* Task to carry out *
Pick out each line in these entries that contains the string "variation".

* Data records *
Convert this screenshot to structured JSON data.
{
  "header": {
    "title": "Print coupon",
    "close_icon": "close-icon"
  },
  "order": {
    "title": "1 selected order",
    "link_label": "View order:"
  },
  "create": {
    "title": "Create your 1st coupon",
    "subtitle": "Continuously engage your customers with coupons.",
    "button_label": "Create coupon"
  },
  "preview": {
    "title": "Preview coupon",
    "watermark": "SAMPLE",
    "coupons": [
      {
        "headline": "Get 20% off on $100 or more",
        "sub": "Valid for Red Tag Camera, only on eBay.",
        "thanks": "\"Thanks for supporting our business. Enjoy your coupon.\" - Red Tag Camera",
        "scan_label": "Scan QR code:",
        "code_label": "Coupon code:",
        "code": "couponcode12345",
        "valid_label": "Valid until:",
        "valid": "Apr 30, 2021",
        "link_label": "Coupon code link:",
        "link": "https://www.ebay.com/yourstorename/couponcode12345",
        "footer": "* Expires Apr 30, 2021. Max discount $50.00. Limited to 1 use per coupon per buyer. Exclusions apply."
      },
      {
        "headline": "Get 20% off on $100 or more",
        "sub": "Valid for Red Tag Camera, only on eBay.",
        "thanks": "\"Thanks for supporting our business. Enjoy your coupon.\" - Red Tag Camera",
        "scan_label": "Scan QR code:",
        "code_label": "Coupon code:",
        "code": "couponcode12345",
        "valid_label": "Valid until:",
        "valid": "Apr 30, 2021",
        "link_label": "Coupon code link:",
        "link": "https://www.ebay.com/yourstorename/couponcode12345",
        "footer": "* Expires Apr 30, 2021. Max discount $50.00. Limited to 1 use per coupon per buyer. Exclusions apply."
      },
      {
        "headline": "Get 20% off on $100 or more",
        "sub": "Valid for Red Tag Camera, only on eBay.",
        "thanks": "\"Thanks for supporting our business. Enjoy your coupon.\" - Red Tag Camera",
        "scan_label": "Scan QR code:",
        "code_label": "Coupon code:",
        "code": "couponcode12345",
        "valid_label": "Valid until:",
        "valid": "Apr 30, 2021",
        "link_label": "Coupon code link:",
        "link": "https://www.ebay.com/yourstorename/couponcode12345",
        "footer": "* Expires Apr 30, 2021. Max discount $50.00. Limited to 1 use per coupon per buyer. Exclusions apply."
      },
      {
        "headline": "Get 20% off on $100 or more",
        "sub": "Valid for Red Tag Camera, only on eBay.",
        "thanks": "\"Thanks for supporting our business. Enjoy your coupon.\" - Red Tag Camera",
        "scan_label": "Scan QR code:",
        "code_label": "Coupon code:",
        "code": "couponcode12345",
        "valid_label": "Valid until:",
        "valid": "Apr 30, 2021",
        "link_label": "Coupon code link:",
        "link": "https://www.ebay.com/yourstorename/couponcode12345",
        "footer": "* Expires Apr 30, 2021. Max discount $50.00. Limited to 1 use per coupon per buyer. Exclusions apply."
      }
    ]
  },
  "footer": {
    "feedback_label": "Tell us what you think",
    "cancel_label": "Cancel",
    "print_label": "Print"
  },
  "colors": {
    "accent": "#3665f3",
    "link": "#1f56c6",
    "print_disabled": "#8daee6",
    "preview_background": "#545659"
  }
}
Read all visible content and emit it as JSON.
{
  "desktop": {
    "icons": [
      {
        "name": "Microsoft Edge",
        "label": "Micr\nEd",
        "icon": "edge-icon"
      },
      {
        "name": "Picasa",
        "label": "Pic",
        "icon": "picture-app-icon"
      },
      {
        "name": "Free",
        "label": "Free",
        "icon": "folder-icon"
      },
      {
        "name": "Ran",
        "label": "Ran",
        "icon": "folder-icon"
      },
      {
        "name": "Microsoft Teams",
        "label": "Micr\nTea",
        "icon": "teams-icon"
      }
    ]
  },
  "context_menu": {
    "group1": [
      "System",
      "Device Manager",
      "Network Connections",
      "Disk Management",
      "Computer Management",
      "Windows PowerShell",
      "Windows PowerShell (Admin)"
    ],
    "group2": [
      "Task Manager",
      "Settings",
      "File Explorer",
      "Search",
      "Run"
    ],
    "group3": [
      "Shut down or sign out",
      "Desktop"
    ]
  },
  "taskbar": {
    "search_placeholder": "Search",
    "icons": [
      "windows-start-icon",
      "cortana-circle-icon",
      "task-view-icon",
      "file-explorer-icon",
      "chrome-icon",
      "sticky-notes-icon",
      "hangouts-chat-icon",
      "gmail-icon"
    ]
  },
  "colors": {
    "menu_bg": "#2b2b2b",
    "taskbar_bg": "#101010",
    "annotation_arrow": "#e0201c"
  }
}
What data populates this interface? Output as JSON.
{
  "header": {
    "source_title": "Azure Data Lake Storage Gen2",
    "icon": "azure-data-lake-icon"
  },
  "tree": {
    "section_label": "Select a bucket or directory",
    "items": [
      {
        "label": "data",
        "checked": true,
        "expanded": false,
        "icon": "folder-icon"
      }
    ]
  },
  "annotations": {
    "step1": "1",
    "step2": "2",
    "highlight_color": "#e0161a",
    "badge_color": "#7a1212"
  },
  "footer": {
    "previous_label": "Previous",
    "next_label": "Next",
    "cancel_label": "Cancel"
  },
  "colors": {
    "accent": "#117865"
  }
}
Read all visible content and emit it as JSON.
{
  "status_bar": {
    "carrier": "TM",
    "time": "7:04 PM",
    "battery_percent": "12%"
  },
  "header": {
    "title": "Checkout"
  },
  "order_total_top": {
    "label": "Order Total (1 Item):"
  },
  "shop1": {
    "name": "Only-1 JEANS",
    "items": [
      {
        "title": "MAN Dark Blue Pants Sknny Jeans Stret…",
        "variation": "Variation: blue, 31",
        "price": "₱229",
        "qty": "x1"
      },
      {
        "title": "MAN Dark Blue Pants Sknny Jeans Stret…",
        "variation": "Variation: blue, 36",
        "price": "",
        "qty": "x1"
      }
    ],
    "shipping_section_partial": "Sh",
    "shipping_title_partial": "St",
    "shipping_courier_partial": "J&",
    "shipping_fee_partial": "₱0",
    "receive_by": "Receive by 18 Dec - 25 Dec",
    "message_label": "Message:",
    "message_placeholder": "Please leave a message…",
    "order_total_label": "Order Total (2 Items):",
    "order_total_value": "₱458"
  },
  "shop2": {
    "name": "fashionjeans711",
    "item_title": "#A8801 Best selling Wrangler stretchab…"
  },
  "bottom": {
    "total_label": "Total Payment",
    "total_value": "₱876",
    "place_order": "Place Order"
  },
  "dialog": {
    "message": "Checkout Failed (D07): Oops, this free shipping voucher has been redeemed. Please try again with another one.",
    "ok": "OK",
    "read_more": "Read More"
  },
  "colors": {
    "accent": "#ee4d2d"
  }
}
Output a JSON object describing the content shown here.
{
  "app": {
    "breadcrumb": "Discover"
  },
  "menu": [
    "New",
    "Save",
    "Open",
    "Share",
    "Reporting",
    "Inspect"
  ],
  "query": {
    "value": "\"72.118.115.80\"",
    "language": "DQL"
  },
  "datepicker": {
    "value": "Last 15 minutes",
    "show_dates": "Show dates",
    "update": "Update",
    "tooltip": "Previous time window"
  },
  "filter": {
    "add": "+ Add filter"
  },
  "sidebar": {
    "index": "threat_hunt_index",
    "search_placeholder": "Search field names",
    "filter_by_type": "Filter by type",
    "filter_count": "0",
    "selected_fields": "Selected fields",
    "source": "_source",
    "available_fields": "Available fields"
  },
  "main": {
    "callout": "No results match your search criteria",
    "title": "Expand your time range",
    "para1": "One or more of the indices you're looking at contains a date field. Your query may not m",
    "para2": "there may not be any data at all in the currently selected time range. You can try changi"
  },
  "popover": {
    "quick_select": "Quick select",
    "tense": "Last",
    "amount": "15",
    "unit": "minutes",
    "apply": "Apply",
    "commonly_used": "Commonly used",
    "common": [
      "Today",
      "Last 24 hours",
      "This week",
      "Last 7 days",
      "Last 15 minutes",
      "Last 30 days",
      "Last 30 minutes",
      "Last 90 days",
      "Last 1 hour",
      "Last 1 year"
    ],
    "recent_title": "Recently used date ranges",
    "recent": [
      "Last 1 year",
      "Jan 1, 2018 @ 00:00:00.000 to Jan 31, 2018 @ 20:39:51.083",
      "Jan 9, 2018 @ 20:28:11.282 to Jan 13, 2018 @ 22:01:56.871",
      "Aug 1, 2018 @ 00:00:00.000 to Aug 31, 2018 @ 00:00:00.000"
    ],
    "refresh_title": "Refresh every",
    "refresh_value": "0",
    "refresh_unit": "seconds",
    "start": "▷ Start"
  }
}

* Correct output *
        "variation": "Variation: blue, 31",
        "variation": "Variation: blue, 36",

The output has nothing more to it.